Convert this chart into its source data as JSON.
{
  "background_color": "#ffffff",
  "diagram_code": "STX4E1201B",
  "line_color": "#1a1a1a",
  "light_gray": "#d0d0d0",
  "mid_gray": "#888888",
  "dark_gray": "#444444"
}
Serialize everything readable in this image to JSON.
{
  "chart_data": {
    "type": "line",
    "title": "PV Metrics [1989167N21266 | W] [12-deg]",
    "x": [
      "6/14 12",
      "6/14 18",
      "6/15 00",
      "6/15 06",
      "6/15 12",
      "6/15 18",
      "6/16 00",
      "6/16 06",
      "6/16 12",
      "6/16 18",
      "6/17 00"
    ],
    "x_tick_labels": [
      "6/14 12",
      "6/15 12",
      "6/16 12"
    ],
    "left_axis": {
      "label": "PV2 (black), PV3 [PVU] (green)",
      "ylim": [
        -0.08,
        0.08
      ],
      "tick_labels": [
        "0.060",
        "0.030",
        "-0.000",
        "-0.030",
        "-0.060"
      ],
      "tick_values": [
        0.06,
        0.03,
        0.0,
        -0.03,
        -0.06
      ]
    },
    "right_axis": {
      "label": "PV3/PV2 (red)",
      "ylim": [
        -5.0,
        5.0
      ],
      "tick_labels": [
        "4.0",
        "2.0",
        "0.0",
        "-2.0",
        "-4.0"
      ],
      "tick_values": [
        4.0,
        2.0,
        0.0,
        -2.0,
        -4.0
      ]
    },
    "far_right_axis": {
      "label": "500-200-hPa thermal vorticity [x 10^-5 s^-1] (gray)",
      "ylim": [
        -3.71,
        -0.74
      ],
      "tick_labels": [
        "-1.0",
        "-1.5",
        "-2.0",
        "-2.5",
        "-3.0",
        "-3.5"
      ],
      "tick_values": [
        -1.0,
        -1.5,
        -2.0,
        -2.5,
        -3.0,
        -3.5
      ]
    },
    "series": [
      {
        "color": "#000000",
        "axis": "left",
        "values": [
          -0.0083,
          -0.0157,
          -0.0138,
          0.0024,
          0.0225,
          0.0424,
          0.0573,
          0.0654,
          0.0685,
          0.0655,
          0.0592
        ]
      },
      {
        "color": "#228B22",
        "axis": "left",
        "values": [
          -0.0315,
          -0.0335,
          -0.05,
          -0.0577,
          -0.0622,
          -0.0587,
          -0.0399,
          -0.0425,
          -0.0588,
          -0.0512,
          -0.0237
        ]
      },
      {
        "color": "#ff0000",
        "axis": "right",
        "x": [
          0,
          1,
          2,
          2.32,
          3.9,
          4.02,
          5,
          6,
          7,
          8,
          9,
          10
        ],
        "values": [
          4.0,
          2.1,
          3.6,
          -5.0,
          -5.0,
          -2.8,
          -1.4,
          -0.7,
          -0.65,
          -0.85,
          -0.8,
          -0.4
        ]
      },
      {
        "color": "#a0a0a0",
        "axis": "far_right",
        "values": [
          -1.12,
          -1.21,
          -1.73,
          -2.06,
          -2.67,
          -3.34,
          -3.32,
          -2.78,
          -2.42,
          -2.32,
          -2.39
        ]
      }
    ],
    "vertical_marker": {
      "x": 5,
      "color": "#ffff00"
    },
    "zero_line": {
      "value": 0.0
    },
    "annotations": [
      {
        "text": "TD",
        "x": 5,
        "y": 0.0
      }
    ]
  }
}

● What is asked
Reproduce each entry word for word.

● Correct answer
Convert this chart into its source data as JSON.
{
  "background_color": "#ffffff",
  "diagram_code": "STX4E1201B",
  "line_color": "#1a1a1a",
  "light_gray": "#d0d0d0",
  "mid_gray": "#888888",
  "dark_gray": "#444444"
}
Serialize everything readable in this image to JSON.
{
  "chart_data": {
    "type": "line",
    "title": "PV Metrics [1989167N21266 | W] [12-deg]",
    "x": [
      "6/14 12",
      "6/14 18",
      "6/15 00",
      "6/15 06",
      "6/15 12",
      "6/15 18",
      "6/16 00",
      "6/16 06",
      "6/16 12",
      "6/16 18",
      "6/17 00"
    ],
    "x_tick_labels": [
      "6/14 12",
      "6/15 12",
      "6/16 12"
    ],
    "left_axis": {
      "label": "PV2 (black), PV3 [PVU] (green)",
      "ylim": [
        -0.08,
        0.08
      ],
      "tick_labels": [
        "0.060",
        "0.030",
        "-0.000",
        "-0.030",
        "-0.060"
      ],
      "tick_values": [
        0.06,
        0.03,
        0.0,
        -0.03,
        -0.06
      ]
    },
    "right_axis": {
      "label": "PV3/PV2 (red)",
      "ylim": [
        -5.0,
        5.0
      ],
      "tick_labels": [
        "4.0",
        "2.0",
        "0.0",
        "-2.0",
        "-4.0"
      ],
      "tick_values": [
        4.0,
        2.0,
        0.0,
        -2.0,
        -4.0
      ]
    },
    "far_right_axis": {
      "label": "500-200-hPa thermal vorticity [x 10^-5 s^-1] (gray)",
      "ylim": [
        -3.71,
        -0.74
      ],
      "tick_labels": [
        "-1.0",
        "-1.5",
        "-2.0",
        "-2.5",
        "-3.0",
        "-3.5"
      ],
      "tick_values": [
        -1.0,
        -1.5,
        -2.0,
        -2.5,
        -3.0,
        -3.5
      ]
    },
    "series": [
      {
        "color": "#000000",
        "axis": "left",
        "values": [
          -0.0083,
          -0.0157,
          -0.0138,
          0.0024,
          0.0225,
          0.0424,
          0.0573,
          0.0654,
          0.0685,
          0.0655,
          0.0592
        ]
      },
      {
        "color": "#228B22",
        "axis": "left",
        "values": [
          -0.0315,
          -0.0335,
          -0.05,
          -0.0577,
          -0.0622,
          -0.0587,
          -0.0399,
          -0.0425,
          -0.0588,
          -0.0512,
          -0.0237
        ]
      },
      {
        "color": "#ff0000",
        "axis": "right",
        "x": [
          0,
          1,
          2,
          2.32,
          3.9,
          4.02,
          5,
          6,
          7,
          8,
          9,
          10
        ],
        "values": [
          4.0,
          2.1,
          3.6,
          -5.0,
          -5.0,
          -2.8,
          -1.4,
          -0.7,
          -0.65,
          -0.85,
          -0.8,
          -0.4
        ]
      },
      {
        "color": "#a0a0a0",
        "axis": "far_right",
        "values": [
          -1.12,
          -1.21,
          -1.73,
          -2.06,
          -2.67,
          -3.34,
          -3.32,
          -2.78,
          -2.42,
          -2.32,
          -2.39
        ]
      }
    ],
    "vertical_marker": {
      "x": 5,
      "color": "#ffff00"
    },
    "zero_line": {
      "value": 0.0
    },
    "annotations": [
      {
        "text": "TD",
        "x": 5,
        "y": 0.0
      }
    ]
  }
}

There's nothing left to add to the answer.